RECORD SET -
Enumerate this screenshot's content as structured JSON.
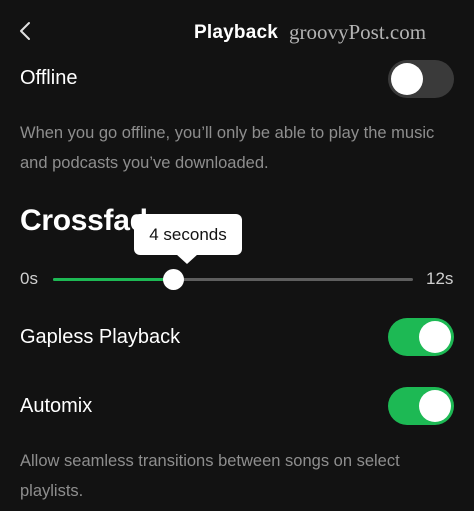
{
  "header": {
    "back_icon": "chevron-left-icon",
    "title": "Playback",
    "watermark": "groovyPost.com"
  },
  "offline": {
    "label": "Offline",
    "enabled": false,
    "description": "When you go offline, you’ll only be able to play the music and podcasts you’ve downloaded."
  },
  "crossfade": {
    "heading": "Crossfade",
    "tooltip": "4 seconds",
    "value_seconds": 4,
    "min_label": "0s",
    "max_label": "12s",
    "min": 0,
    "max": 12
  },
  "gapless": {
    "label": "Gapless Playback",
    "enabled": true
  },
  "automix": {
    "label": "Automix",
    "enabled": true,
    "description": "Allow seamless transitions between songs on select playlists."
  },
  "colors": {
    "background": "#121212",
    "accent": "#1db954",
    "toggle_off": "#3a3a3a",
    "secondary_text": "#8e8e8e"
  }
}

WHAT YOU ARE ASKED TO DO - Please write out all of the material above without changing a word, and omit any pictures.

RESULT -
Enumerate this screenshot's content as structured JSON.
{
  "header": {
    "back_icon": "chevron-left-icon",
    "title": "Playback",
    "watermark": "groovyPost.com"
  },
  "offline": {
    "label": "Offline",
    "enabled": false,
    "description": "When you go offline, you’ll only be able to play the music and podcasts you’ve downloaded."
  },
  "crossfade": {
    "heading": "Crossfade",
    "tooltip": "4 seconds",
    "value_seconds": 4,
    "min_label": "0s",
    "max_label": "12s",
    "min": 0,
    "max": 12
  },
  "gapless": {
    "label": "Gapless Playback",
    "enabled": true
  },
  "automix": {
    "label": "Automix",
    "enabled": true,
    "description": "Allow seamless transitions between songs on select playlists."
  },
  "colors": {
    "background": "#121212",
    "accent": "#1db954",
    "toggle_off": "#3a3a3a",
    "secondary_text": "#8e8e8e"
  }
}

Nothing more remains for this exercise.